> WHAT YOU SHOULD DO
Copy out every record below, word for word.
○ ○ ○ ○ ○ ○ ○
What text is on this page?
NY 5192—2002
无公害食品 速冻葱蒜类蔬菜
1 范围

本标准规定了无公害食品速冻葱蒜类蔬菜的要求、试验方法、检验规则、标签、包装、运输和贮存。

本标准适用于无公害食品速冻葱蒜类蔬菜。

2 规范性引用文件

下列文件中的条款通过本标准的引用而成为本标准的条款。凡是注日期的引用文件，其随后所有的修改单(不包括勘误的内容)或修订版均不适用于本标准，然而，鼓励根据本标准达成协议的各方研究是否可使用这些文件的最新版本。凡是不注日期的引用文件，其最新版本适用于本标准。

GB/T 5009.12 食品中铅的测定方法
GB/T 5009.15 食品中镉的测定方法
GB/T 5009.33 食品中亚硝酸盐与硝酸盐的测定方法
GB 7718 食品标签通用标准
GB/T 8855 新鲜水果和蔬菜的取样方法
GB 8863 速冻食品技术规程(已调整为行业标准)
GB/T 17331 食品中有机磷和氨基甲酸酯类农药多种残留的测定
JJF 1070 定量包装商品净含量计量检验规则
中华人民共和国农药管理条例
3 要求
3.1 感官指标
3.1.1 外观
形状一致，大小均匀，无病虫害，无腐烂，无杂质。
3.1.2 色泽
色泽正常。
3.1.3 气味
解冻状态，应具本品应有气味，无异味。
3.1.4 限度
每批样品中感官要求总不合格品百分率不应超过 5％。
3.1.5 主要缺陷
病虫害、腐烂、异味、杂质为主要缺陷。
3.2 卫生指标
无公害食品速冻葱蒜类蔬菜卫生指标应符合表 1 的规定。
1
○ ○ ○ ○ ○ ○ ○
> ANSWER TO THE TASK
What text is on this page?
NY 5192—2002
无公害食品 速冻葱蒜类蔬菜
1 范围

本标准规定了无公害食品速冻葱蒜类蔬菜的要求、试验方法、检验规则、标签、包装、运输和贮存。

本标准适用于无公害食品速冻葱蒜类蔬菜。

2 规范性引用文件

下列文件中的条款通过本标准的引用而成为本标准的条款。凡是注日期的引用文件，其随后所有的修改单(不包括勘误的内容)或修订版均不适用于本标准，然而，鼓励根据本标准达成协议的各方研究是否可使用这些文件的最新版本。凡是不注日期的引用文件，其最新版本适用于本标准。

GB/T 5009.12 食品中铅的测定方法
GB/T 5009.15 食品中镉的测定方法
GB/T 5009.33 食品中亚硝酸盐与硝酸盐的测定方法
GB 7718 食品标签通用标准
GB/T 8855 新鲜水果和蔬菜的取样方法
GB 8863 速冻食品技术规程(已调整为行业标准)
GB/T 17331 食品中有机磷和氨基甲酸酯类农药多种残留的测定
JJF 1070 定量包装商品净含量计量检验规则
中华人民共和国农药管理条例
3 要求
3.1 感官指标
3.1.1 外观
形状一致，大小均匀，无病虫害，无腐烂，无杂质。
3.1.2 色泽
色泽正常。
3.1.3 气味
解冻状态，应具本品应有气味，无异味。
3.1.4 限度
每批样品中感官要求总不合格品百分率不应超过 5％。
3.1.5 主要缺陷
病虫害、腐烂、异味、杂质为主要缺陷。
3.2 卫生指标
无公害食品速冻葱蒜类蔬菜卫生指标应符合表 1 的规定。
1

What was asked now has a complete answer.